Instructions to follow »
Scan the data below and report how many lines include the word "name". Nothing else is wanted.
*-*-*
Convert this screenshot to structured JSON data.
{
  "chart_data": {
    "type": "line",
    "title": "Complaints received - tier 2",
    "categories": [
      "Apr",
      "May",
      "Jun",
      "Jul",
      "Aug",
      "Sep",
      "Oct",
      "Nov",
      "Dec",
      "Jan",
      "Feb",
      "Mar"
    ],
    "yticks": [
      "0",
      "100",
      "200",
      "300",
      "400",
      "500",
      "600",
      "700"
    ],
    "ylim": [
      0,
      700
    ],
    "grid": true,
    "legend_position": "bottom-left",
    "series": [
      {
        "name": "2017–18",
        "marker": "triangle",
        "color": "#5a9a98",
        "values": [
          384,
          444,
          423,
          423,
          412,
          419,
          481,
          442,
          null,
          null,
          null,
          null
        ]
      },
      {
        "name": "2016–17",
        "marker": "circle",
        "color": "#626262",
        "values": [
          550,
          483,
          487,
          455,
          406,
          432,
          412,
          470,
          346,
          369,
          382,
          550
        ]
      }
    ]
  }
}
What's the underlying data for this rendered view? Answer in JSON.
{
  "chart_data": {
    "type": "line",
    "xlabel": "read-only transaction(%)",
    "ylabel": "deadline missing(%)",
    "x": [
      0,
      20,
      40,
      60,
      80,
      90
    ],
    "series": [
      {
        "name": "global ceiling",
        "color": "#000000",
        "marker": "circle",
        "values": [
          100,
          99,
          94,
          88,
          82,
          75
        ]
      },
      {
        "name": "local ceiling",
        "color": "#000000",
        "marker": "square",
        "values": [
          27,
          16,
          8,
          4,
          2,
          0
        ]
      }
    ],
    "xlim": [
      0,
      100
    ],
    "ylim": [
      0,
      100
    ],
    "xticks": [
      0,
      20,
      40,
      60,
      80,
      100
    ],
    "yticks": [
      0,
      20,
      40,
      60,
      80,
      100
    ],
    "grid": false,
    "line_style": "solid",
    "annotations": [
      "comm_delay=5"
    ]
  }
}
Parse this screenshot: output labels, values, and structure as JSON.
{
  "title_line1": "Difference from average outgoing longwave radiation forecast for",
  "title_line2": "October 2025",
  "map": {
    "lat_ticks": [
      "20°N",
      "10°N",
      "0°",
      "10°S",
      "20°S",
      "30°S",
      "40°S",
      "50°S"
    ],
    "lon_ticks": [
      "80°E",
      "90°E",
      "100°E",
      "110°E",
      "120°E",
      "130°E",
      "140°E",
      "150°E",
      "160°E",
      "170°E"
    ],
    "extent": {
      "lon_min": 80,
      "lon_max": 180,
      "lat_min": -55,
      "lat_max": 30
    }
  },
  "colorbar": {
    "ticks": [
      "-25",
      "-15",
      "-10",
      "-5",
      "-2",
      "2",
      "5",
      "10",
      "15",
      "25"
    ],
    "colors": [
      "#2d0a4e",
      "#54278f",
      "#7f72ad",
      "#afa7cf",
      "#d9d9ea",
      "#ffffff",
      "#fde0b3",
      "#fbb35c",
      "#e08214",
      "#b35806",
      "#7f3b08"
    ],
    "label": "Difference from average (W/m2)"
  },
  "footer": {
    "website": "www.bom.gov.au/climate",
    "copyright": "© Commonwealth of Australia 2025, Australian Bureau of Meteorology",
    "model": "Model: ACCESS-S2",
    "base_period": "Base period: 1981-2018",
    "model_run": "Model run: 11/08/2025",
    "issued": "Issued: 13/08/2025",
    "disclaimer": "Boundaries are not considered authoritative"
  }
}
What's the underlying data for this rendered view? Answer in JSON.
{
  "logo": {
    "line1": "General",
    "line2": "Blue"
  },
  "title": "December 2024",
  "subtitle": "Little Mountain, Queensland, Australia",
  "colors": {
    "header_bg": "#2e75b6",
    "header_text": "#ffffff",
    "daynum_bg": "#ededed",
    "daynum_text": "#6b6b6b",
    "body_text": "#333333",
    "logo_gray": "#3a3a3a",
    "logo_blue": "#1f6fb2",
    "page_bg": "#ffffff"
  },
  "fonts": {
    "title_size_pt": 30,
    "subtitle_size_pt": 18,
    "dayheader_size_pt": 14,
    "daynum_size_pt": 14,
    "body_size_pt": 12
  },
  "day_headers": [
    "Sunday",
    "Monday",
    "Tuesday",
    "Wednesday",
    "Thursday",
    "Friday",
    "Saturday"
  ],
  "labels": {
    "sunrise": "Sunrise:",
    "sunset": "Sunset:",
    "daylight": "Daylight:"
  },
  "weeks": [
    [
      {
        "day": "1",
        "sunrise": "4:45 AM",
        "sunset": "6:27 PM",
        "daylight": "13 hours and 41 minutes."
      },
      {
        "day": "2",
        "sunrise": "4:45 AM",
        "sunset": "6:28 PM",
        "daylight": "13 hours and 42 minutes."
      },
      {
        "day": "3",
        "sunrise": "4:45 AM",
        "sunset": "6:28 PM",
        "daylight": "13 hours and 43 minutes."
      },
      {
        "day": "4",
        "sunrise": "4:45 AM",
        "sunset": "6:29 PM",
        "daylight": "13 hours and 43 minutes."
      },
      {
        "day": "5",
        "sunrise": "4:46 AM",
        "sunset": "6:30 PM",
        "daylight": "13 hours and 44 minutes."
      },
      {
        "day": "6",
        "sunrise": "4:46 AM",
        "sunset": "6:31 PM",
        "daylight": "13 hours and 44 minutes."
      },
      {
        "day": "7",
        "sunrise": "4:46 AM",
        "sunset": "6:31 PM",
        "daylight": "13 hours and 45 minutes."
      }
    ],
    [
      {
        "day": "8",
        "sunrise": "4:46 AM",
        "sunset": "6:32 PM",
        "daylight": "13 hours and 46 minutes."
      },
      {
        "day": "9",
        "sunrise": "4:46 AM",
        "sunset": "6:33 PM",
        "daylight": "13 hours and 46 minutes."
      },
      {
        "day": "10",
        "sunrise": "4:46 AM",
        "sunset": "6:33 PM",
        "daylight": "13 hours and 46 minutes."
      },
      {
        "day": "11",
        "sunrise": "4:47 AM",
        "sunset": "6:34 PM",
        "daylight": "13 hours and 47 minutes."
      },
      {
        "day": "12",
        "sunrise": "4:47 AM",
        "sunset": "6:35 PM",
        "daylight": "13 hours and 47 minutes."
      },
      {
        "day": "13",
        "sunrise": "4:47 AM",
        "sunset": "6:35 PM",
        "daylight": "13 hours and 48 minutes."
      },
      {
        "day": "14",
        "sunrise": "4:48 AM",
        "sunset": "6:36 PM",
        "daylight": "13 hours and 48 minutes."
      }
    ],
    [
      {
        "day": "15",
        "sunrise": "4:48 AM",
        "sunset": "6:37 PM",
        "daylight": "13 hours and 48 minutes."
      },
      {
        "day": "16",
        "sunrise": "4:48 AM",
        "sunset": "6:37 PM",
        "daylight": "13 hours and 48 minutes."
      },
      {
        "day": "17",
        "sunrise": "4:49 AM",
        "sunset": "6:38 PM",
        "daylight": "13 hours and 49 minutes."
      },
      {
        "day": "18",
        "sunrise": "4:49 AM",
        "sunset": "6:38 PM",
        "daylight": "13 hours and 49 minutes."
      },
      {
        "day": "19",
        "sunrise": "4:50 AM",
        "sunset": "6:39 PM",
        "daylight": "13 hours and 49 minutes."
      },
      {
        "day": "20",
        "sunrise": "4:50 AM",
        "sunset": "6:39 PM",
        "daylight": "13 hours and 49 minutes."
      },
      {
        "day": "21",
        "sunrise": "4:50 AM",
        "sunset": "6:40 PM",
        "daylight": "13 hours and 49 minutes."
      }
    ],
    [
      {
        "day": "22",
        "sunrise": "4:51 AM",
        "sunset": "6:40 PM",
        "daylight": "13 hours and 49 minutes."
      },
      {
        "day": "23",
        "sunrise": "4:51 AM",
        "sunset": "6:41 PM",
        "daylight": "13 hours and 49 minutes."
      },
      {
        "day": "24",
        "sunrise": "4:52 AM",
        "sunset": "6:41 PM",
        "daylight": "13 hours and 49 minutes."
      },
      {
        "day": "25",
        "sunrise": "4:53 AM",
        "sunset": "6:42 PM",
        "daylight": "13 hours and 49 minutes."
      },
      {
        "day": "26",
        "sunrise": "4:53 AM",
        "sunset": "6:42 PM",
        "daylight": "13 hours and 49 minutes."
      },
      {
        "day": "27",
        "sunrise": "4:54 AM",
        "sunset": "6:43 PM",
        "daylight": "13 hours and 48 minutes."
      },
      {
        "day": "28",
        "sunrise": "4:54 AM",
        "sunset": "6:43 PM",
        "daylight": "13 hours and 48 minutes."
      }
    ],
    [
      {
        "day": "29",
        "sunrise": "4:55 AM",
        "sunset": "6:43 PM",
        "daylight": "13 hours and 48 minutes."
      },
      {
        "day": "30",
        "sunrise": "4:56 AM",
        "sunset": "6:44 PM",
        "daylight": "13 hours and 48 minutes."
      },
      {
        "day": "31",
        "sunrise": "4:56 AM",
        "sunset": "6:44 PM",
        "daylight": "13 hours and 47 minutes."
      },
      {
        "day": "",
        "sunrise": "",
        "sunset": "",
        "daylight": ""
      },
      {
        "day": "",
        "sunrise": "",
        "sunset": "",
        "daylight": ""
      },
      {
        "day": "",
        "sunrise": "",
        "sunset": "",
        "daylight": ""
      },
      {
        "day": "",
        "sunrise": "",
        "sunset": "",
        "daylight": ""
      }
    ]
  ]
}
*-*-*
The result »
4